WORKING DATA –

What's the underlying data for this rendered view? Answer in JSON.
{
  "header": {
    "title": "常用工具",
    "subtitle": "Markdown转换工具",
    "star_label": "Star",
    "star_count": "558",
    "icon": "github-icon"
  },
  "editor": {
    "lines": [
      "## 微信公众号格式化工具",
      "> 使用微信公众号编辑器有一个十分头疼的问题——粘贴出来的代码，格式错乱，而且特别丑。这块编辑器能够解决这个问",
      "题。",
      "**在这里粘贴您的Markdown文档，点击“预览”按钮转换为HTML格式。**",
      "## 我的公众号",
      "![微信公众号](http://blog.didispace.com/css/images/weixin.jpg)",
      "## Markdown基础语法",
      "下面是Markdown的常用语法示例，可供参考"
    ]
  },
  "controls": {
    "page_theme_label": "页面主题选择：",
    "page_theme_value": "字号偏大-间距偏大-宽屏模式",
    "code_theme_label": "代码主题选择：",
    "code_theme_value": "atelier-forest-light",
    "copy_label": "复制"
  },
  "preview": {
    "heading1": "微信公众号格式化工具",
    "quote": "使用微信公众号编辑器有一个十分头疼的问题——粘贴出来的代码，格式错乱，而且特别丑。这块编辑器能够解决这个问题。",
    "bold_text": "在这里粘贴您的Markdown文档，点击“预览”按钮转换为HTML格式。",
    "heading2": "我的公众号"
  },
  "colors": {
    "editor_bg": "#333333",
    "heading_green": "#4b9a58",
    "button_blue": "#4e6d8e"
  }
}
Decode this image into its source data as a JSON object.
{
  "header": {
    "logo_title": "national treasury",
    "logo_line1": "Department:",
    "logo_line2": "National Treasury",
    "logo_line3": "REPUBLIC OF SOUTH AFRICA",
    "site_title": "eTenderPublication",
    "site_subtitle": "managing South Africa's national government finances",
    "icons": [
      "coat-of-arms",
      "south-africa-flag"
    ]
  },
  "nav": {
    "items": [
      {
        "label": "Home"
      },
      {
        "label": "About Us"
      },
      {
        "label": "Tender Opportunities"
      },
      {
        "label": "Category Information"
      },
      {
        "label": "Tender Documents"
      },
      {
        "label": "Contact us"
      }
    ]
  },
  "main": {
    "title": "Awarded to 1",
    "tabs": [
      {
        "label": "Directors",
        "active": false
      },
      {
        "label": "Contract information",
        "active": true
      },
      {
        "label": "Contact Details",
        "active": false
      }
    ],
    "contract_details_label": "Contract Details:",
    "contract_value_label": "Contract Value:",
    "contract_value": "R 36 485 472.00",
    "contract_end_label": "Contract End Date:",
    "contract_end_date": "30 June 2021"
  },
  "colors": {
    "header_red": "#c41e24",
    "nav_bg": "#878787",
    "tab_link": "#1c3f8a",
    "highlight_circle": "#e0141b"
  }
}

EXERCISE GOAL – Identify each line in the entries with the word "this" and copy it.

COMPLETED TASK –
What's the underlying data for this rendered view? Answer in JSON.
Decode this image into its source data as a JSON object.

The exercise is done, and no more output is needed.